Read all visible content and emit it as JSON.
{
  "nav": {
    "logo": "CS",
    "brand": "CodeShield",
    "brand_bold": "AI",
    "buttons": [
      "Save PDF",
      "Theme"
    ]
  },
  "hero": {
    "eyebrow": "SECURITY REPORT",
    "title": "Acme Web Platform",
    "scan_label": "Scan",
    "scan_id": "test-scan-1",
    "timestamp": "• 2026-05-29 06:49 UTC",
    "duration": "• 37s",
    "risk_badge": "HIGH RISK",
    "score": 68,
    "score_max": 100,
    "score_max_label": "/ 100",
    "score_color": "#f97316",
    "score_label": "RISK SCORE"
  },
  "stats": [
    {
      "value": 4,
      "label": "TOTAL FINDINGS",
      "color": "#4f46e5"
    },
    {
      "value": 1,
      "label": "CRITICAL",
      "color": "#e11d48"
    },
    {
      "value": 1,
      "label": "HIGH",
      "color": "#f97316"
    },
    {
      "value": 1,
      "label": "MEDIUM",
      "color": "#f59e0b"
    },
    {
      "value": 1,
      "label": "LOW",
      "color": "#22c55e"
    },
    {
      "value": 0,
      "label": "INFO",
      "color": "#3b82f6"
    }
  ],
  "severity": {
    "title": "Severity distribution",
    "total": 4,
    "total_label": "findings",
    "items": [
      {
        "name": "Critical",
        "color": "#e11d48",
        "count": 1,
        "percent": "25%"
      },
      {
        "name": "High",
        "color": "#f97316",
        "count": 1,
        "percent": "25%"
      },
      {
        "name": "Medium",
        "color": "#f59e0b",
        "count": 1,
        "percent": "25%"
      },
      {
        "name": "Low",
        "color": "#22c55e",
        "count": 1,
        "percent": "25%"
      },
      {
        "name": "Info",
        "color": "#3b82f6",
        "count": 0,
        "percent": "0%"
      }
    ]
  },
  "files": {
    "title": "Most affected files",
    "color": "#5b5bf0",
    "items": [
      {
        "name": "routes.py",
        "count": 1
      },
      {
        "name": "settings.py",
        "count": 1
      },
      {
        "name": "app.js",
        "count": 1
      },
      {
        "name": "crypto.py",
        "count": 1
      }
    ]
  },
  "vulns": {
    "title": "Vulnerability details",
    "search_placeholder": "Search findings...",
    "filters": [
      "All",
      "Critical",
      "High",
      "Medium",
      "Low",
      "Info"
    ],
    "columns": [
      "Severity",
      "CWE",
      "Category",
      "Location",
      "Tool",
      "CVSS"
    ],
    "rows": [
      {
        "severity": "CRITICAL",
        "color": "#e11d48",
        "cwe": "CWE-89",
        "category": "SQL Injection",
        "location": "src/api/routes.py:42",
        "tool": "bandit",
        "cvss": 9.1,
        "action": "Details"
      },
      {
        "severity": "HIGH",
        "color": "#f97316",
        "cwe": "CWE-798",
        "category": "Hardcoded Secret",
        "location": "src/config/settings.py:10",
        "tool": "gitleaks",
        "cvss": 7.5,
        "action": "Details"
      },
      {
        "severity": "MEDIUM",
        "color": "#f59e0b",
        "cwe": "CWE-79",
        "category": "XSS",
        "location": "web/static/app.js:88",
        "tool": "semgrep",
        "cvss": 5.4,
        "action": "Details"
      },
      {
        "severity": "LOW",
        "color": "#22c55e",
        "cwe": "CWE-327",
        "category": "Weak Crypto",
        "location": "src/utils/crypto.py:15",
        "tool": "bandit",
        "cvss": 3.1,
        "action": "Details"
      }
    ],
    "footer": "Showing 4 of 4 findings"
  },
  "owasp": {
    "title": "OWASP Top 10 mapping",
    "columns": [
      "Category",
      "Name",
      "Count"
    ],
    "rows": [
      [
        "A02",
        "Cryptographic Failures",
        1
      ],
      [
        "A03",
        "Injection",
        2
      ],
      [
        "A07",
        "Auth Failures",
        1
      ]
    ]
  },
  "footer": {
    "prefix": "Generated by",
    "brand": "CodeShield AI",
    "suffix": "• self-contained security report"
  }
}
━━━━━━━━━━━━━━━━━━━━━━━━━━━━━━
What is being asked: Go through the data and return every record exactly.

Task solution:
Read all visible content and emit it as JSON.
{
  "nav": {
    "logo": "CS",
    "brand": "CodeShield",
    "brand_bold": "AI",
    "buttons": [
      "Save PDF",
      "Theme"
    ]
  },
  "hero": {
    "eyebrow": "SECURITY REPORT",
    "title": "Acme Web Platform",
    "scan_label": "Scan",
    "scan_id": "test-scan-1",
    "timestamp": "• 2026-05-29 06:49 UTC",
    "duration": "• 37s",
    "risk_badge": "HIGH RISK",
    "score": 68,
    "score_max": 100,
    "score_max_label": "/ 100",
    "score_color": "#f97316",
    "score_label": "RISK SCORE"
  },
  "stats": [
    {
      "value": 4,
      "label": "TOTAL FINDINGS",
      "color": "#4f46e5"
    },
    {
      "value": 1,
      "label": "CRITICAL",
      "color": "#e11d48"
    },
    {
      "value": 1,
      "label": "HIGH",
      "color": "#f97316"
    },
    {
      "value": 1,
      "label": "MEDIUM",
      "color": "#f59e0b"
    },
    {
      "value": 1,
      "label": "LOW",
      "color": "#22c55e"
    },
    {
      "value": 0,
      "label": "INFO",
      "color": "#3b82f6"
    }
  ],
  "severity": {
    "title": "Severity distribution",
    "total": 4,
    "total_label": "findings",
    "items": [
      {
        "name": "Critical",
        "color": "#e11d48",
        "count": 1,
        "percent": "25%"
      },
      {
        "name": "High",
        "color": "#f97316",
        "count": 1,
        "percent": "25%"
      },
      {
        "name": "Medium",
        "color": "#f59e0b",
        "count": 1,
        "percent": "25%"
      },
      {
        "name": "Low",
        "color": "#22c55e",
        "count": 1,
        "percent": "25%"
      },
      {
        "name": "Info",
        "color": "#3b82f6",
        "count": 0,
        "percent": "0%"
      }
    ]
  },
  "files": {
    "title": "Most affected files",
    "color": "#5b5bf0",
    "items": [
      {
        "name": "routes.py",
        "count": 1
      },
      {
        "name": "settings.py",
        "count": 1
      },
      {
        "name": "app.js",
        "count": 1
      },
      {
        "name": "crypto.py",
        "count": 1
      }
    ]
  },
  "vulns": {
    "title": "Vulnerability details",
    "search_placeholder": "Search findings...",
    "filters": [
      "All",
      "Critical",
      "High",
      "Medium",
      "Low",
      "Info"
    ],
    "columns": [
      "Severity",
      "CWE",
      "Category",
      "Location",
      "Tool",
      "CVSS"
    ],
    "rows": [
      {
        "severity": "CRITICAL",
        "color": "#e11d48",
        "cwe": "CWE-89",
        "category": "SQL Injection",
        "location": "src/api/routes.py:42",
        "tool": "bandit",
        "cvss": 9.1,
        "action": "Details"
      },
      {
        "severity": "HIGH",
        "color": "#f97316",
        "cwe": "CWE-798",
        "category": "Hardcoded Secret",
        "location": "src/config/settings.py:10",
        "tool": "gitleaks",
        "cvss": 7.5,
        "action": "Details"
      },
      {
        "severity": "MEDIUM",
        "color": "#f59e0b",
        "cwe": "CWE-79",
        "category": "XSS",
        "location": "web/static/app.js:88",
        "tool": "semgrep",
        "cvss": 5.4,
        "action": "Details"
      },
      {
        "severity": "LOW",
        "color": "#22c55e",
        "cwe": "CWE-327",
        "category": "Weak Crypto",
        "location": "src/utils/crypto.py:15",
        "tool": "bandit",
        "cvss": 3.1,
        "action": "Details"
      }
    ],
    "footer": "Showing 4 of 4 findings"
  },
  "owasp": {
    "title": "OWASP Top 10 mapping",
    "columns": [
      "Category",
      "Name",
      "Count"
    ],
    "rows": [
      [
        "A02",
        "Cryptographic Failures",
        1
      ],
      [
        "A03",
        "Injection",
        2
      ],
      [
        "A07",
        "Auth Failures",
        1
      ]
    ]
  },
  "footer": {
    "prefix": "Generated by",
    "brand": "CodeShield AI",
    "suffix": "• self-contained security report"
  }
}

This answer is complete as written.